*Brief*: From the listing below, pull out every line where the string "name" appears.

[Entries with figure data]
-------------------------

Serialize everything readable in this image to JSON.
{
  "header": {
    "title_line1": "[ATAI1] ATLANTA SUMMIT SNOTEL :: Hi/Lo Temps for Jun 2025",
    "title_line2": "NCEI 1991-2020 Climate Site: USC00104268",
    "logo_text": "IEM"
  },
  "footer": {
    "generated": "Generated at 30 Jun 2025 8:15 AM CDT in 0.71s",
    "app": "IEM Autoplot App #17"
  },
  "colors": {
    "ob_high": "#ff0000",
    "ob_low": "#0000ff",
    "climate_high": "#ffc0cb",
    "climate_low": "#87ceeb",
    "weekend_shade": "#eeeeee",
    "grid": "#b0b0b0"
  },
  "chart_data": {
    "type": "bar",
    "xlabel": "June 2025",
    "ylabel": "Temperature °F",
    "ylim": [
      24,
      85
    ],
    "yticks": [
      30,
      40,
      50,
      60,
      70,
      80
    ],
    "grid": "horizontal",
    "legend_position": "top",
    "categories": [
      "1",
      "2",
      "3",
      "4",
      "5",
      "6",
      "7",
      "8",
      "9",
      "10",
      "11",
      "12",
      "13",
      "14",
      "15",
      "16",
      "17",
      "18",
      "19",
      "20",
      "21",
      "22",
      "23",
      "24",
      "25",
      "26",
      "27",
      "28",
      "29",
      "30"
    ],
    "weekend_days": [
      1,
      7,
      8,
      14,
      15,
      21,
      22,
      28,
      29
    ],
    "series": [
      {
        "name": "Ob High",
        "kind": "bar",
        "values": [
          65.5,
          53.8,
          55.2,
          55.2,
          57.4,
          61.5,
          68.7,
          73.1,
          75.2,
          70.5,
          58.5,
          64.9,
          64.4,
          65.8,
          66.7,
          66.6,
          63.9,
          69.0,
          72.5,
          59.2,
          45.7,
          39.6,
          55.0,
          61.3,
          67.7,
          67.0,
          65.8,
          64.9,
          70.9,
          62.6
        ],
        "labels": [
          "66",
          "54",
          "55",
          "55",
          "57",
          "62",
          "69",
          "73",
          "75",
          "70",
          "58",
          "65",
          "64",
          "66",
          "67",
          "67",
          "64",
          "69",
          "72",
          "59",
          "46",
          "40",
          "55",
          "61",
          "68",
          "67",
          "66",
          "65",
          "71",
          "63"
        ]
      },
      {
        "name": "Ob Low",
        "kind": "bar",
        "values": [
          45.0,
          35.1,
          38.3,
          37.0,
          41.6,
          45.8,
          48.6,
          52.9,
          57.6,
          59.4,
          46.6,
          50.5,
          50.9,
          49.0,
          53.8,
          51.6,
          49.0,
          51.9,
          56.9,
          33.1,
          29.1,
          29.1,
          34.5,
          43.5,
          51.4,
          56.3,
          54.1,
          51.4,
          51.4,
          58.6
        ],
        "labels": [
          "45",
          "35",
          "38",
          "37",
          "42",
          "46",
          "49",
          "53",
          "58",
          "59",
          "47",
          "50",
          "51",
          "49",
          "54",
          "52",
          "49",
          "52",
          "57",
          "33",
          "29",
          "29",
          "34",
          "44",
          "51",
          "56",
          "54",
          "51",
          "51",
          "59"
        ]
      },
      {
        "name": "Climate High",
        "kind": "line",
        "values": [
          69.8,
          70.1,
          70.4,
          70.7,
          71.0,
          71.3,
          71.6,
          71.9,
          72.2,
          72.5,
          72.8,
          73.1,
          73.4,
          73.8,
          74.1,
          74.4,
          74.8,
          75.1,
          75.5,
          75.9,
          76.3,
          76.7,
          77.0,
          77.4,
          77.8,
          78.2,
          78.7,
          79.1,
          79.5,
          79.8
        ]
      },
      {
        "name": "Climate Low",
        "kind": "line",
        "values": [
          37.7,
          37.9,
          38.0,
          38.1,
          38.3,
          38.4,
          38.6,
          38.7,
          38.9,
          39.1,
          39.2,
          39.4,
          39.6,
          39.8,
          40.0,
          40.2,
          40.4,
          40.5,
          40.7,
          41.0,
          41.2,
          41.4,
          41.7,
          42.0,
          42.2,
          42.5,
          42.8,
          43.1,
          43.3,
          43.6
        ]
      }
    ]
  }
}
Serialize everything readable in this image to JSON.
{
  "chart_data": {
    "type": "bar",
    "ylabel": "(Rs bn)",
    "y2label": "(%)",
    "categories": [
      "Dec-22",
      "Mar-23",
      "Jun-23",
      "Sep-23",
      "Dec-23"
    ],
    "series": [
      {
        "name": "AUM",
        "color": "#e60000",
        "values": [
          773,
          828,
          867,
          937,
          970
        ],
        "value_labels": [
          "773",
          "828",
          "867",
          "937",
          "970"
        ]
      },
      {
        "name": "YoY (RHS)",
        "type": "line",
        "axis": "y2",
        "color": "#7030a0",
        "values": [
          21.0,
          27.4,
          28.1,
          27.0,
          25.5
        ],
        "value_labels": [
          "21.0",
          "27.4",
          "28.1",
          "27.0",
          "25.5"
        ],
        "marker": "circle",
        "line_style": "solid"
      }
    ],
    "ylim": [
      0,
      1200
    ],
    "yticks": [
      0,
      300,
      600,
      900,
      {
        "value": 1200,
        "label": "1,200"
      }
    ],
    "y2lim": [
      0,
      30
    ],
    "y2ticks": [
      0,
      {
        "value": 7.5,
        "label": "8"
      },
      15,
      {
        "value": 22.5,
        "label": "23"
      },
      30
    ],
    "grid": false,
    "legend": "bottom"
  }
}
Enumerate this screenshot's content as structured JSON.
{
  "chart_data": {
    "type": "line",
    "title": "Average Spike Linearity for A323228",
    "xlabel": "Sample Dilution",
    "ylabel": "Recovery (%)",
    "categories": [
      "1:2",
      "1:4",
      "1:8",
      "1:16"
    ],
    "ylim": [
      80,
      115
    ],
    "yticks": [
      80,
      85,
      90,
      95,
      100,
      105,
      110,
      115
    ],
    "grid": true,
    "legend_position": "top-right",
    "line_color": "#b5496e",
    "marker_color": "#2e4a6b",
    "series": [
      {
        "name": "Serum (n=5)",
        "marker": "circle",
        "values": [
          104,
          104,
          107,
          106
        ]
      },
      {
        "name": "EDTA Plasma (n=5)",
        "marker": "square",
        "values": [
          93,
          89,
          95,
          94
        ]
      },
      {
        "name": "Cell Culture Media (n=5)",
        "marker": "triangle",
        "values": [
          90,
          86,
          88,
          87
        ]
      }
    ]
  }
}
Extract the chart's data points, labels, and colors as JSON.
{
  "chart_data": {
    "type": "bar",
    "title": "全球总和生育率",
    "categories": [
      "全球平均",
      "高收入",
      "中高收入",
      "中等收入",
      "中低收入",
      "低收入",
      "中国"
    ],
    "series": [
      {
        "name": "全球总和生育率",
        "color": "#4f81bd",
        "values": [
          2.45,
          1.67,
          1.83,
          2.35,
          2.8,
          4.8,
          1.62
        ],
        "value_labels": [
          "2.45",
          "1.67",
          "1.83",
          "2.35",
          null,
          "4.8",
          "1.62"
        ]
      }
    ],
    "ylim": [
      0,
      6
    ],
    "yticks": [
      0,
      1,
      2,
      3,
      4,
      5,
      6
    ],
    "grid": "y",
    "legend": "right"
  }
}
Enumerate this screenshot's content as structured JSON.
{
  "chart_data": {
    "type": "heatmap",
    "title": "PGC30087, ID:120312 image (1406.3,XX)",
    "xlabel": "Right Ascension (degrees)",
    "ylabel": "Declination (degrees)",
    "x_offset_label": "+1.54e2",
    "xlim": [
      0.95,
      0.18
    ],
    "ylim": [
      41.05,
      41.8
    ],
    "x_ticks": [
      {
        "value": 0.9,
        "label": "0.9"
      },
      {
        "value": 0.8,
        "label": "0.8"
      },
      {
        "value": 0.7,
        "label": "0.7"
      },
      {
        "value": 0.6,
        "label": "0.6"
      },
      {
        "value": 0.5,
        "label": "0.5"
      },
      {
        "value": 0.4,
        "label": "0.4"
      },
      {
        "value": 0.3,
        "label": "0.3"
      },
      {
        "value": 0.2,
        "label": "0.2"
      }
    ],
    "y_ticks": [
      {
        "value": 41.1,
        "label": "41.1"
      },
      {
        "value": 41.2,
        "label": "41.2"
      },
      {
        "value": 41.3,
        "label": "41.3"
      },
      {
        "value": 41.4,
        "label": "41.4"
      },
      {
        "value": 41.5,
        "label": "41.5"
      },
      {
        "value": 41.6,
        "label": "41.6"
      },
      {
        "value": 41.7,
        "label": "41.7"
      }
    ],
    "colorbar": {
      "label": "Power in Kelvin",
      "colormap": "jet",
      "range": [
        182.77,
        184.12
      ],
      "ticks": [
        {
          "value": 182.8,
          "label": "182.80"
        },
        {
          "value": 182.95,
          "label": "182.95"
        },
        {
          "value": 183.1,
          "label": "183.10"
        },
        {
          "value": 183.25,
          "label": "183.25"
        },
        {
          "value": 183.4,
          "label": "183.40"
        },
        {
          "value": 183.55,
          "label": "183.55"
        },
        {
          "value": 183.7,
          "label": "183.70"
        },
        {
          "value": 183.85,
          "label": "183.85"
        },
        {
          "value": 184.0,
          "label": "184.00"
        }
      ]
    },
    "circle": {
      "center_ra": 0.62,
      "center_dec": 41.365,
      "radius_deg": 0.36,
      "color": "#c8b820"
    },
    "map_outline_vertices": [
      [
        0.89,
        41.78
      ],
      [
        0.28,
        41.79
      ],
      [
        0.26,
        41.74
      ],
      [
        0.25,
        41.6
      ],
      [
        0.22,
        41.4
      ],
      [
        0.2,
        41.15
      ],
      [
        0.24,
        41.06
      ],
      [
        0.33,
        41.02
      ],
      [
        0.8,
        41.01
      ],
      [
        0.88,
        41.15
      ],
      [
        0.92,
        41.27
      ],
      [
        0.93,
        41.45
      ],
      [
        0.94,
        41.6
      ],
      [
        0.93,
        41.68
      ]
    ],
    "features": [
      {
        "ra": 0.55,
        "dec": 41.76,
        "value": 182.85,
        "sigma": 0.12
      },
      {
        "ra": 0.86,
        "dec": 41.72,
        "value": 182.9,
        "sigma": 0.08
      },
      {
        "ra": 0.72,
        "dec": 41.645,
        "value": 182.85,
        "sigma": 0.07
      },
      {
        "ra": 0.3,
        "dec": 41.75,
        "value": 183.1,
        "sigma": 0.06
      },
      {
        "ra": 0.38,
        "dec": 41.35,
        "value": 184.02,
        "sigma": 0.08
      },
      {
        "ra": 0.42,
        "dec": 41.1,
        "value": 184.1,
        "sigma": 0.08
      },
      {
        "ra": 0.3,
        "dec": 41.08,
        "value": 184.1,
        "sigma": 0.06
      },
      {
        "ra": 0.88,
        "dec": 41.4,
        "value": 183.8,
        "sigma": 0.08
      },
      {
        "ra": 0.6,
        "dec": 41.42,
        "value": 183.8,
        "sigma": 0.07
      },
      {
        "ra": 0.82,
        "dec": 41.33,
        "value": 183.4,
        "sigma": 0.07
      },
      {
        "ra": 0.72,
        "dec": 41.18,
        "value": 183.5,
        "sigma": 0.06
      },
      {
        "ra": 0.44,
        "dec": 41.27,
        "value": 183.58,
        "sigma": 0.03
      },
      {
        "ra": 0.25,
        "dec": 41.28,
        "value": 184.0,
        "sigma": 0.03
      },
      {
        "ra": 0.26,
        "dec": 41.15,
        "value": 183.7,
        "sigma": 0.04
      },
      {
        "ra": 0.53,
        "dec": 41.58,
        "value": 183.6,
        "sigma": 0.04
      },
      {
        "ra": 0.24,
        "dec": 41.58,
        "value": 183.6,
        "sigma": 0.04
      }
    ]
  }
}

-------------------------

*Task answer*:
        "name": "Ob High",
        "name": "Ob Low",
        "name": "Climate High",
        "name": "Climate Low",
        "name": "AUM",
        "name": "YoY (RHS)",
        "name": "Serum (n=5)",
        "name": "EDTA Plasma (n=5)",
        "name": "Cell Culture Media (n=5)",
        "name": "全球总和生育率",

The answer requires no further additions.